== DATA IN THIS EXERCISE ==
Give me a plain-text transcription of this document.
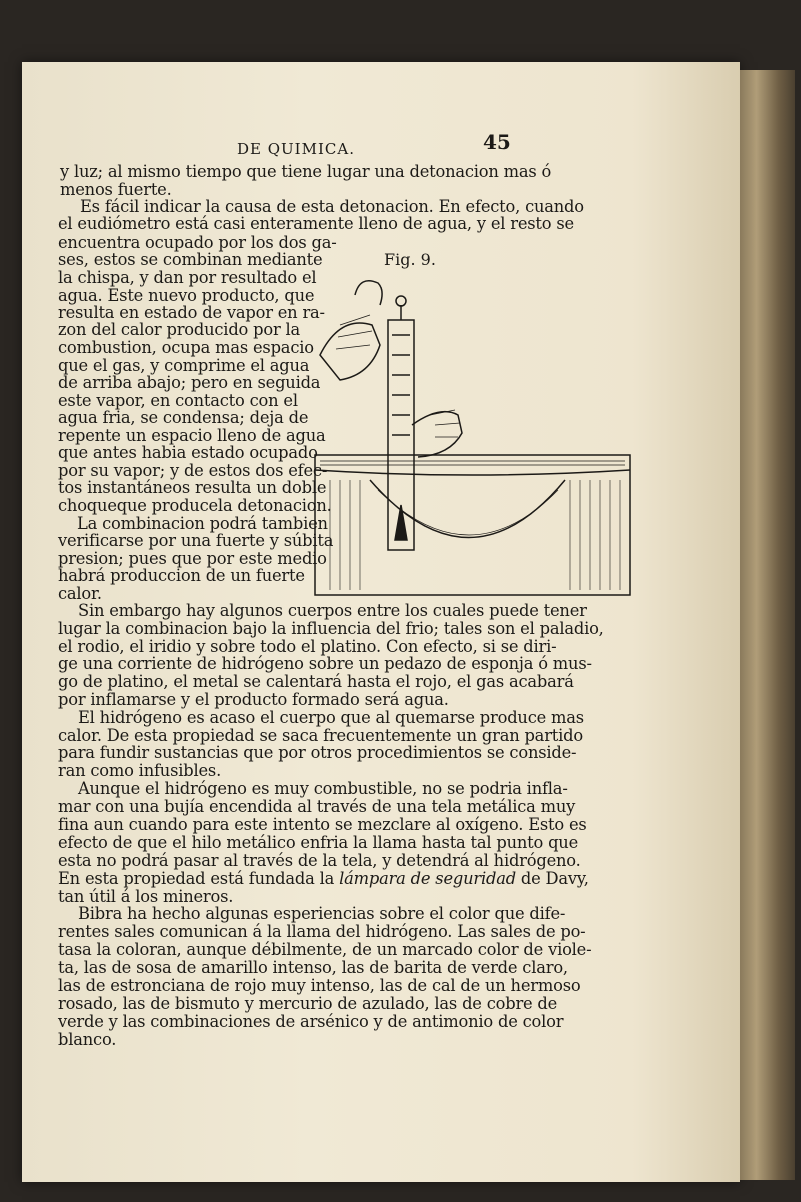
DE QUIMICA.	45
y luz; al mismo tiempo que tiene lugar una detonacion mas ó
menos fuerte.
Es fácil indicar la causa de esta detonacion. En efecto, cuando
el eudiómetro está casi enteramente lleno de agua, y el resto se
encuentra ocupado por los dos ga-
ses, estos se combinan mediante
la chispa, y dan por resultado el
agua. Este nuevo producto, que
resulta en estado de vapor en ra-
zon del calor producido por la
combustion, ocupa mas espacio
que el gas, y comprime el agua
de arriba abajo; pero en seguida
este vapor, en contacto con el
agua fria, se condensa; deja de
repente un espacio lleno de agua
que antes habia estado ocupado
por su vapor; y de estos dos efec-
tos instantáneos resulta un doble
choqueque producela detonacion.
La combinacion podrá tambien
verificarse por una fuerte y súbita
presion; pues que por este medio
habrá produccion de un fuerte
calor.
Fig. 9.
Sin embargo hay algunos cuerpos entre los cuales puede tener
lugar la combinacion bajo la influencia del frio; tales son el paladio,
el rodio, el iridio y sobre todo el platino. Con efecto, si se diri-
ge una corriente de hidrógeno sobre un pedazo de esponja ó mus-
go de platino, el metal se calentará hasta el rojo, el gas acabará
por inflamarse y el producto formado será agua.
El hidrógeno es acaso el cuerpo que al quemarse produce mas
calor. De esta propiedad se saca frecuentemente un gran partido
para fundir sustancias que por otros procedimientos se conside-
ran como infusibles.
Aunque el hidrógeno es muy combustible, no se podria infla-
mar con una bujía encendida al través de una tela metálica muy
fina aun cuando para este intento se mezclare al oxígeno. Esto es
efecto de que el hilo metálico enfria la llama hasta tal punto que
esta no podrá pasar al través de la tela, y detendrá al hidrógeno.
En esta propiedad está fundada la lámpara de seguridad de Davy,
tan útil á los mineros.
Bibra ha hecho algunas esperiencias sobre el color que dife-
rentes sales comunican á la llama del hidrógeno. Las sales de po-
tasa la coloran, aunque débilmente, de un marcado color de viole-
ta, las de sosa de amarillo intenso, las de barita de verde claro,
las de estronciana de rojo muy intenso, las de cal de un hermoso
rosado, las de bismuto y mercurio de azulado, las de cobre de
verde y las combinaciones de arsénico y de antimonio de color
blanco.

== SHORT EXERCISE ==
Isolate the lines that hold the word "lleno" and copy all of them.

== FINISHED EXERCISE ==
el eudiómetro está casi enteramente lleno de agua, y el resto se
repente un espacio lleno de agua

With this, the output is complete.